→ Page layout parsing data:
□ □ □ □ □ □ □
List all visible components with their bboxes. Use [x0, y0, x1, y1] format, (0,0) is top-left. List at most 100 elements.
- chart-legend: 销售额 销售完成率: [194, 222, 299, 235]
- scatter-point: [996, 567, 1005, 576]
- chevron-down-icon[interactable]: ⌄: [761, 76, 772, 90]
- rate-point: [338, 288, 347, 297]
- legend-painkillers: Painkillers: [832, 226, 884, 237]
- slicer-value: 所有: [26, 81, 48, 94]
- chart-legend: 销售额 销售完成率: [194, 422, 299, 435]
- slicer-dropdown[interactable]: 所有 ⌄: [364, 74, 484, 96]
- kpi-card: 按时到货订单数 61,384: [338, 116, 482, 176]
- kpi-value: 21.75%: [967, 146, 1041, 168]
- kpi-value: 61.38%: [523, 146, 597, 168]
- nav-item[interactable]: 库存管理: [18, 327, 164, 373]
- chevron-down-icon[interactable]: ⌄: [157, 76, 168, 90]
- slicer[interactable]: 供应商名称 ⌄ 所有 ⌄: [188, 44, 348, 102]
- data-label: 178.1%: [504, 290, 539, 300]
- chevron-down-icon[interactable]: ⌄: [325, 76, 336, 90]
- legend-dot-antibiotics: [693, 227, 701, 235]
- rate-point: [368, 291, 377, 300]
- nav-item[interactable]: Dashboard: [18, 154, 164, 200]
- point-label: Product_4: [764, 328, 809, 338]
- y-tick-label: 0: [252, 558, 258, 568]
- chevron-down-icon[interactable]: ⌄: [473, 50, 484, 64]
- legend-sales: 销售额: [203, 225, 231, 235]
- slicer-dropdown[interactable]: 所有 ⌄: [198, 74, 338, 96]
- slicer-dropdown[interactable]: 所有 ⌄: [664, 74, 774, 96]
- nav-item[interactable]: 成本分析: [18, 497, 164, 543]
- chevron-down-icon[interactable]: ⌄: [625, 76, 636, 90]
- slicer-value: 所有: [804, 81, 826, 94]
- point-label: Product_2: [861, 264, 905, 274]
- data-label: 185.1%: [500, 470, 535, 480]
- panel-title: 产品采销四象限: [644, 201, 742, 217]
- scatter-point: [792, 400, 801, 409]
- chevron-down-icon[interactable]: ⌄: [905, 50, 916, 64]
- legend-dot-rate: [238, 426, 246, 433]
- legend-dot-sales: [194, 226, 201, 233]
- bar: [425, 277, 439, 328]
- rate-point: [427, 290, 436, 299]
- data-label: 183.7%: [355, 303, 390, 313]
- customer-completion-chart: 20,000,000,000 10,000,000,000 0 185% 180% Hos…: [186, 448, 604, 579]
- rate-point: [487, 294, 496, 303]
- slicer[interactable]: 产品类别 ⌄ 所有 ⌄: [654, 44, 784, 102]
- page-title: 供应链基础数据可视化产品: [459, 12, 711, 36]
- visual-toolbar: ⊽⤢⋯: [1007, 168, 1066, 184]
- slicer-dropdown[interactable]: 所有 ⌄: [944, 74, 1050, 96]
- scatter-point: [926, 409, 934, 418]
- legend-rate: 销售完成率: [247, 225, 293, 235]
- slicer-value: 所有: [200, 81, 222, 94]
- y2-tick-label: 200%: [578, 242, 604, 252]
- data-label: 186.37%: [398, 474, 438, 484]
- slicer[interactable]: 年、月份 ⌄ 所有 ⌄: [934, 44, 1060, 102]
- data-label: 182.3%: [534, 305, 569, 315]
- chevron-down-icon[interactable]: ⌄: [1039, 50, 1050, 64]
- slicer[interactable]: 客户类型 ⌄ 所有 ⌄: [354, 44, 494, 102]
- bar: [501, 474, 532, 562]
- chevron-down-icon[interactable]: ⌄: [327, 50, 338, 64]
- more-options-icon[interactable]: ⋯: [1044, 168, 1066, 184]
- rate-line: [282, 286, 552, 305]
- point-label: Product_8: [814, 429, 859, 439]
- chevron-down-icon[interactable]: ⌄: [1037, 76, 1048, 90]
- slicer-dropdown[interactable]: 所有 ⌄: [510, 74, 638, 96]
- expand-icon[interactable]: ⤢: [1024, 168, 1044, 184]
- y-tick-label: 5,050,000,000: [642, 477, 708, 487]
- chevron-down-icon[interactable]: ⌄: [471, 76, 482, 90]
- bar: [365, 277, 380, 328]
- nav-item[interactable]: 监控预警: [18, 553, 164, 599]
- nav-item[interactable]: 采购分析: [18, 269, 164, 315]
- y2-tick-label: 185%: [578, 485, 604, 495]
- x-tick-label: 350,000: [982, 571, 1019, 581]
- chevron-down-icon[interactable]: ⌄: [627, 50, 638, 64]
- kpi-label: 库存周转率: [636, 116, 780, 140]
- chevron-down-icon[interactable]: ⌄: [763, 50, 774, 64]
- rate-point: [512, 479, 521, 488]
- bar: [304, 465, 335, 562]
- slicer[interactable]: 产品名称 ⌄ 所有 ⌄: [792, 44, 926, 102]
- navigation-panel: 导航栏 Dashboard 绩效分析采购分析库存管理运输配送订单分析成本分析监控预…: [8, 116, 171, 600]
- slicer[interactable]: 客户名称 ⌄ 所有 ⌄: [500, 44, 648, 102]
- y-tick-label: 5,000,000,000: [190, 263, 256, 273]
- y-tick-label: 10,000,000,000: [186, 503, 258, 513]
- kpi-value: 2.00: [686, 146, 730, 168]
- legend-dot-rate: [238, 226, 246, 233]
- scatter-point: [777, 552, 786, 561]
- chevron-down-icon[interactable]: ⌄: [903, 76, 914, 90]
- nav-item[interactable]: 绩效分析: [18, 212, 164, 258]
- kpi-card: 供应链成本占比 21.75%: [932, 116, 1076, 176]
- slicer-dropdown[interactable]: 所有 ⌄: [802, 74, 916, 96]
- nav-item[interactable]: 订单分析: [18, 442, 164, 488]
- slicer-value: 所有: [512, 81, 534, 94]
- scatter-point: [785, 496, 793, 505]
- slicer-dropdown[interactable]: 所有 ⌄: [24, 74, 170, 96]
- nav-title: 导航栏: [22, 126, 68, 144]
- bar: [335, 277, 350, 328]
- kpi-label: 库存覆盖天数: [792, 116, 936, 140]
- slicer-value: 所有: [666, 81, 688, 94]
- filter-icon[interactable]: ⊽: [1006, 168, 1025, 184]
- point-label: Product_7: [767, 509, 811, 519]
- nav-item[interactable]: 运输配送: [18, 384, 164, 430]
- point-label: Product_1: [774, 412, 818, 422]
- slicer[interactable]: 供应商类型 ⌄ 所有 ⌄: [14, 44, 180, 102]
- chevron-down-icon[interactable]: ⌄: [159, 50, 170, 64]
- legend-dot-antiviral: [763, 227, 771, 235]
□ □ □ □ □ □ □
A single figure is required: the number of lines in the data where the word "scatter" occurs.

5